--- begin Entries supplied ---
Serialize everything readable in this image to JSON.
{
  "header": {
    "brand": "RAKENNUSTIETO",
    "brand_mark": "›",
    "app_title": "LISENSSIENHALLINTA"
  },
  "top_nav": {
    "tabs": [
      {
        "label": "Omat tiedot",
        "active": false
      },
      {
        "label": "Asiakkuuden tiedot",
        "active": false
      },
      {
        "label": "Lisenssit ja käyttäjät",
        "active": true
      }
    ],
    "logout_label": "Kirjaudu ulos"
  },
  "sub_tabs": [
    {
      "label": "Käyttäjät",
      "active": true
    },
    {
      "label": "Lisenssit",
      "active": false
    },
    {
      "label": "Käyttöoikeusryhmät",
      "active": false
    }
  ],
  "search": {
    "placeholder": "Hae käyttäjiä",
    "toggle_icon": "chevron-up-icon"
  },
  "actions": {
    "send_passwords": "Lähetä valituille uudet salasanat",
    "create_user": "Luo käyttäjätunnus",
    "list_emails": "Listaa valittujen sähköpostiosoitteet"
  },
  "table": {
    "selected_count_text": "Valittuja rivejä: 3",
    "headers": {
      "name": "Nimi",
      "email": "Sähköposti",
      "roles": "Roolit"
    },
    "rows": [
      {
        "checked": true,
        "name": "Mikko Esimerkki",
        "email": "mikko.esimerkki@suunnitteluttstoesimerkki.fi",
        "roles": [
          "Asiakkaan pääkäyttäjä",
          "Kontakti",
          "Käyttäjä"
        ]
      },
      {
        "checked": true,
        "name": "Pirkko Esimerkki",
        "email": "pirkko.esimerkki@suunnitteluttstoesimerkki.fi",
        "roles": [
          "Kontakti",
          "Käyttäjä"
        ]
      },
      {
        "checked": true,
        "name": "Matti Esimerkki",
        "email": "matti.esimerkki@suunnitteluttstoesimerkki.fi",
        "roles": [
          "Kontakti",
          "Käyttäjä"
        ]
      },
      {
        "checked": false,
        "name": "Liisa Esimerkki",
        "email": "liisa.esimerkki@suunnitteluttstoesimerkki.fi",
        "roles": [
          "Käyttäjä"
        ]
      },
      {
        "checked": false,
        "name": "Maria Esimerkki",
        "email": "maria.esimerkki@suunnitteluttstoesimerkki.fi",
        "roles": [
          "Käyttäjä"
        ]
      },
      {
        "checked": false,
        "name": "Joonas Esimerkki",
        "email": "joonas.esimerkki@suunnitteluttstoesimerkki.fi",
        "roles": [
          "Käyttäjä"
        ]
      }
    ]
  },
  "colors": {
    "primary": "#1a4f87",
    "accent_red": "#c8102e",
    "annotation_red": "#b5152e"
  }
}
--- end Entries supplied ---
How many of these lines contain "name"? Write only the number.

# Correct answer
7